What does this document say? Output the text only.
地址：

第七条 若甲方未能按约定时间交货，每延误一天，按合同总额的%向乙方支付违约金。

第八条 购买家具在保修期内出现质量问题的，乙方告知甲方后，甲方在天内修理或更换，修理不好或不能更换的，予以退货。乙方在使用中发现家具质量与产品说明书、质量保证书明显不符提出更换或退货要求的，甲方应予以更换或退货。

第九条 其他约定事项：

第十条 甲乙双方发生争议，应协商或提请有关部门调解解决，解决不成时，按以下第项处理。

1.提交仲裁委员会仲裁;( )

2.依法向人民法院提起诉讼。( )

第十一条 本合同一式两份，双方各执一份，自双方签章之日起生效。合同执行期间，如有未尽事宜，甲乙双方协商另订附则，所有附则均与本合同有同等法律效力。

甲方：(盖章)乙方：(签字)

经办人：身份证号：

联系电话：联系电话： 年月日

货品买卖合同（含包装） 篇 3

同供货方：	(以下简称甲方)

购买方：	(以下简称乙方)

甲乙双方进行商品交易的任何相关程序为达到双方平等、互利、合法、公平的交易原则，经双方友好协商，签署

++++++++

Set exercise
Extract the full listing and reproduce each line exactly.

Completed task
What does this document say? Output the text only.
地址：

第七条 若甲方未能按约定时间交货，每延误一天，按合同总额的%向乙方支付违约金。

第八条 购买家具在保修期内出现质量问题的，乙方告知甲方后，甲方在天内修理或更换，修理不好或不能更换的，予以退货。乙方在使用中发现家具质量与产品说明书、质量保证书明显不符提出更换或退货要求的，甲方应予以更换或退货。

第九条 其他约定事项：

第十条 甲乙双方发生争议，应协商或提请有关部门调解解决，解决不成时，按以下第项处理。

1.提交仲裁委员会仲裁;( )

2.依法向人民法院提起诉讼。( )

第十一条 本合同一式两份，双方各执一份，自双方签章之日起生效。合同执行期间，如有未尽事宜，甲乙双方协商另订附则，所有附则均与本合同有同等法律效力。

甲方：(盖章)乙方：(签字)

经办人：身份证号：

联系电话：联系电话： 年月日

货品买卖合同（含包装） 篇 3

同供货方：	(以下简称甲方)

购买方：	(以下简称乙方)

甲乙双方进行商品交易的任何相关程序为达到双方平等、互利、合法、公平的交易原则，经双方友好协商，签署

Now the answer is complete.